Gather all lines with the word "hoch" in them.

Extracted data entries
Start

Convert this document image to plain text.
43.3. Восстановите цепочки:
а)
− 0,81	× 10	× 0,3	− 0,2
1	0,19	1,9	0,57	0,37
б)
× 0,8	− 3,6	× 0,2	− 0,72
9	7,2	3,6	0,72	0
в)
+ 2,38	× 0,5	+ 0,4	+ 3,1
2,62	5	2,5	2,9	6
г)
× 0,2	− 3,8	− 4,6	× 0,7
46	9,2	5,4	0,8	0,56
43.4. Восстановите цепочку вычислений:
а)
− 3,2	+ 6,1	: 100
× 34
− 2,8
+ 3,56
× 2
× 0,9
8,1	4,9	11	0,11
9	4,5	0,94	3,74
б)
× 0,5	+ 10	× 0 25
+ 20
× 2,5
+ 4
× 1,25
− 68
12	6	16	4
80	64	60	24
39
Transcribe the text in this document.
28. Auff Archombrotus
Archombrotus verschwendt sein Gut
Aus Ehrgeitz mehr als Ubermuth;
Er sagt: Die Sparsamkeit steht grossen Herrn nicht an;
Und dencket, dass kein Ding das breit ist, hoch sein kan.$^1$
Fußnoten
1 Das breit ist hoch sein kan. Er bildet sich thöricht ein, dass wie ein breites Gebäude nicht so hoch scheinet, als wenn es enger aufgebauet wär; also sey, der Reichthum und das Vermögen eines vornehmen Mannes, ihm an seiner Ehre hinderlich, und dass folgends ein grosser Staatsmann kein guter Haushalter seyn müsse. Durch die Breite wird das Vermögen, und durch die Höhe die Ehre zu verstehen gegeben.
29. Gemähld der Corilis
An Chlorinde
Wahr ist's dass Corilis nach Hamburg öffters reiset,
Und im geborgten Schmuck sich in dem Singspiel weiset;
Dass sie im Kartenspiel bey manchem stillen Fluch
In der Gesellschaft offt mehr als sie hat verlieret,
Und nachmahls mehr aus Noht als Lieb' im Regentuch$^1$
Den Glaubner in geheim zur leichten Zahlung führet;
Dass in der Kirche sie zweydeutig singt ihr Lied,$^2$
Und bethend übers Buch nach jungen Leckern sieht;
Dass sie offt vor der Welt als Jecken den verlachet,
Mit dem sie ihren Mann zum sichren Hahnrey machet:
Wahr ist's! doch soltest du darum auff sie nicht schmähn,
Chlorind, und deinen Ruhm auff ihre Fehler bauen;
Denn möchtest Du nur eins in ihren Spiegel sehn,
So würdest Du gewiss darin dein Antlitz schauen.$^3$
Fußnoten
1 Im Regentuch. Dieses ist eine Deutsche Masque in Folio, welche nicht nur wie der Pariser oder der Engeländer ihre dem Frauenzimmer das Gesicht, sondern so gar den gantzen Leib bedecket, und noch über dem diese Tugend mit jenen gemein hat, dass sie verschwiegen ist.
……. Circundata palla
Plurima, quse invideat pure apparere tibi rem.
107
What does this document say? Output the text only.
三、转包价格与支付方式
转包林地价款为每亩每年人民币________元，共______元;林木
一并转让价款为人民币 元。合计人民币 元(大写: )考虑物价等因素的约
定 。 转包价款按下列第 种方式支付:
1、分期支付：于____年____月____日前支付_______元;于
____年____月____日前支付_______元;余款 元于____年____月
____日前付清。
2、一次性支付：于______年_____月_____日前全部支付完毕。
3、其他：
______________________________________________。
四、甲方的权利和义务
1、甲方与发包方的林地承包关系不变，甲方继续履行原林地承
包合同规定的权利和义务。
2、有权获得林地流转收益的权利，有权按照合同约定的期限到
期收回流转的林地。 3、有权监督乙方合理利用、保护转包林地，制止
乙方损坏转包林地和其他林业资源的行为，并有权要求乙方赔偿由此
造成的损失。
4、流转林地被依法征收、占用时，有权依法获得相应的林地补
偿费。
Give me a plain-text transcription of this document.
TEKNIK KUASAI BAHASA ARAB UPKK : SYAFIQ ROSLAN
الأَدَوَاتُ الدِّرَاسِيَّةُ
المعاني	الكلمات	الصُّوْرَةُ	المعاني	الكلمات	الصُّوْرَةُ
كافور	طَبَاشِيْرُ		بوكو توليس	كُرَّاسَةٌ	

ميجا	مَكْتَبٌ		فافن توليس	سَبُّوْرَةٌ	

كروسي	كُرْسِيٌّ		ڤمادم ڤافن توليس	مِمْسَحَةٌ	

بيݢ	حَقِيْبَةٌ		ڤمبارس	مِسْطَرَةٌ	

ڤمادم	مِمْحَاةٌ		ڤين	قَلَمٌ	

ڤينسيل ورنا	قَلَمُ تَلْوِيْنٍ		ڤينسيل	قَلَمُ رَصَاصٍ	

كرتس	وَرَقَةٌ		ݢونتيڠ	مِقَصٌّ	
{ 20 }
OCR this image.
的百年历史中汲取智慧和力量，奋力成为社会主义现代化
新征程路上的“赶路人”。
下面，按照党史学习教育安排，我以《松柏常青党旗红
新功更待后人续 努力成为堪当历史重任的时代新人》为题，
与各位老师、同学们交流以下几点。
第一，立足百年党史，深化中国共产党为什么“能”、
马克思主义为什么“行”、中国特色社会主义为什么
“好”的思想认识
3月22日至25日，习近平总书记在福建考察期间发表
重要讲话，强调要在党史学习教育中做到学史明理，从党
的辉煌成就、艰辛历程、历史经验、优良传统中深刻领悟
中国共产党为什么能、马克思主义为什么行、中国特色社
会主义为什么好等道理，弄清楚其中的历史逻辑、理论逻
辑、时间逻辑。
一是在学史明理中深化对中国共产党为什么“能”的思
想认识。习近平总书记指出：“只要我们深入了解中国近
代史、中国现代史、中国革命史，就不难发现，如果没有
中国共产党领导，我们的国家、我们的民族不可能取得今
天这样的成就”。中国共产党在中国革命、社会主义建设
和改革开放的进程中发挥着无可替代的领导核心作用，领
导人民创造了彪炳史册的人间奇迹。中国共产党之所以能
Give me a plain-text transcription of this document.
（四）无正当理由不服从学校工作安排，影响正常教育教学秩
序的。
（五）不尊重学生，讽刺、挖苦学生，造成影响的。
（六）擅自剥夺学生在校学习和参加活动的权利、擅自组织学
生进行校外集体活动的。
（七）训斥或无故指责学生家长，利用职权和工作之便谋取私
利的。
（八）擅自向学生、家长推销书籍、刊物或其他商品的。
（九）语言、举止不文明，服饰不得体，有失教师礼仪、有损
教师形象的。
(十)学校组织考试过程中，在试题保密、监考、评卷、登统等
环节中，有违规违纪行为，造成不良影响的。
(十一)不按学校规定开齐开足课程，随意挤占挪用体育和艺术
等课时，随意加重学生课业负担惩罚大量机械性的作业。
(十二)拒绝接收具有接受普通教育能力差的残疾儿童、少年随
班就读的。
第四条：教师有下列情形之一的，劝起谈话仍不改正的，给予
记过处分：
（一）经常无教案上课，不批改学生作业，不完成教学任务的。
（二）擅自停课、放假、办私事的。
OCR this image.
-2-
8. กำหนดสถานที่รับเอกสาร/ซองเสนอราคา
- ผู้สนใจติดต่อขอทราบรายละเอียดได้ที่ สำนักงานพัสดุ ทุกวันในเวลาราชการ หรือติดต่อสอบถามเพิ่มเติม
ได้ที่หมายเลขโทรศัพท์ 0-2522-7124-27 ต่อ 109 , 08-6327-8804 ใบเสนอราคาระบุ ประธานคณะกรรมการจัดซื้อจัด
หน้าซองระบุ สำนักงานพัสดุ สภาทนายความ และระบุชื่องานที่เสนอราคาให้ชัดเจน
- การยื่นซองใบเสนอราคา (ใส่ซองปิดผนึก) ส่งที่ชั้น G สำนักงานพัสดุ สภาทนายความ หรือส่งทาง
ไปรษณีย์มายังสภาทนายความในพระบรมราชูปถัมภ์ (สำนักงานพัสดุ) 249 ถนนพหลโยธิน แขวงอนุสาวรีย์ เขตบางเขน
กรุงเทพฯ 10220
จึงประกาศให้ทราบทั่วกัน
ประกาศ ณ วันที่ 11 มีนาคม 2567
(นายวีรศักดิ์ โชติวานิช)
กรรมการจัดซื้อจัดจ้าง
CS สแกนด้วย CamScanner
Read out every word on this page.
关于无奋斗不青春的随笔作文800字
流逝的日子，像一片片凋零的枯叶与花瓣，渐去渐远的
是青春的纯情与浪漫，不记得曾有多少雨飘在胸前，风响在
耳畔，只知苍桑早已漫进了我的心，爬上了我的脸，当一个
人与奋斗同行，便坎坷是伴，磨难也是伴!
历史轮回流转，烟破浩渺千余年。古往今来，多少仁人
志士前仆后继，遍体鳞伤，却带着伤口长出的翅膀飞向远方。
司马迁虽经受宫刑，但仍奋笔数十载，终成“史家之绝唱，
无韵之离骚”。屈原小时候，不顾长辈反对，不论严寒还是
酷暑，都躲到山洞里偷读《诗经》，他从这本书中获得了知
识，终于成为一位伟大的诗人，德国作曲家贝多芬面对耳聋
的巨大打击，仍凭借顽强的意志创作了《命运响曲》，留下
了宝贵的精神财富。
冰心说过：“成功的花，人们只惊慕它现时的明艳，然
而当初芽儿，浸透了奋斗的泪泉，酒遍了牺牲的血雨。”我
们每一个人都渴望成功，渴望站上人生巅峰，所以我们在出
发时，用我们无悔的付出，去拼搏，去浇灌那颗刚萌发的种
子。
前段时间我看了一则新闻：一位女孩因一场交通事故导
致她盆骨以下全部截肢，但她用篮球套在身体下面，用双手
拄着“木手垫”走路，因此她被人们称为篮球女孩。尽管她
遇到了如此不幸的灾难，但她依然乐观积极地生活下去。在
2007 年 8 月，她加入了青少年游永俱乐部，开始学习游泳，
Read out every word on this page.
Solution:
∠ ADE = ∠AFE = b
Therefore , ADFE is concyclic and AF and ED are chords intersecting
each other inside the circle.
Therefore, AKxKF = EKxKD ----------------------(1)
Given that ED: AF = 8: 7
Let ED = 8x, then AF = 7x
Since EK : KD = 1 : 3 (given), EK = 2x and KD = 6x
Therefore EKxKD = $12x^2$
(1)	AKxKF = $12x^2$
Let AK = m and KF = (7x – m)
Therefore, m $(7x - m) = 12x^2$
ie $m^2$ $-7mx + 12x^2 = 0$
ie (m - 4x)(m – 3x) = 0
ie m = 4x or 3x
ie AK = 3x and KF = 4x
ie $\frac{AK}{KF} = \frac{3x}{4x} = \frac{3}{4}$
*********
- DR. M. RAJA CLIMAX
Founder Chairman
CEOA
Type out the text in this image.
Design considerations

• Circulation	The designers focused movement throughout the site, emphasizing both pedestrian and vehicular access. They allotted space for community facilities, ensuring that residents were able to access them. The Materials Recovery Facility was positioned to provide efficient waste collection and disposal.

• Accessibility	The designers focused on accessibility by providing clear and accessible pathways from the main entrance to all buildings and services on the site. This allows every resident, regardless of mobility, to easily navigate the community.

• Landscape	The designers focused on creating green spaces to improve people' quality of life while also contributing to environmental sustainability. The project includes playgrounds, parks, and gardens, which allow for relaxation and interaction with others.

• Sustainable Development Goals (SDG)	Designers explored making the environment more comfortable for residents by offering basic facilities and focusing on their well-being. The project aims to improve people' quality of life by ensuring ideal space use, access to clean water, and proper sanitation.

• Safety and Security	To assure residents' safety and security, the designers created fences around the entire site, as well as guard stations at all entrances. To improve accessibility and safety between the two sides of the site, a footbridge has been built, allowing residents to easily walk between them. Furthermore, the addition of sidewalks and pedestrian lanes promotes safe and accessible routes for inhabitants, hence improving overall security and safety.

End

## Task response
Und dencket, dass kein Ding das breit ist, hoch sein kan.$^1$
1 Das breit ist hoch sein kan. Er bildet sich thöricht ein, dass wie ein breites Gebäude nicht so hoch scheinet, als wenn es enger aufgebauet wär; also sey, der Reichthum und das Vermögen eines vornehmen Mannes, ihm an seiner Ehre hinderlich, und dass folgends ein grosser Staatsmann kein guter Haushalter seyn müsse. Durch die Breite wird das Vermögen, und durch die Höhe die Ehre zu verstehen gegeben.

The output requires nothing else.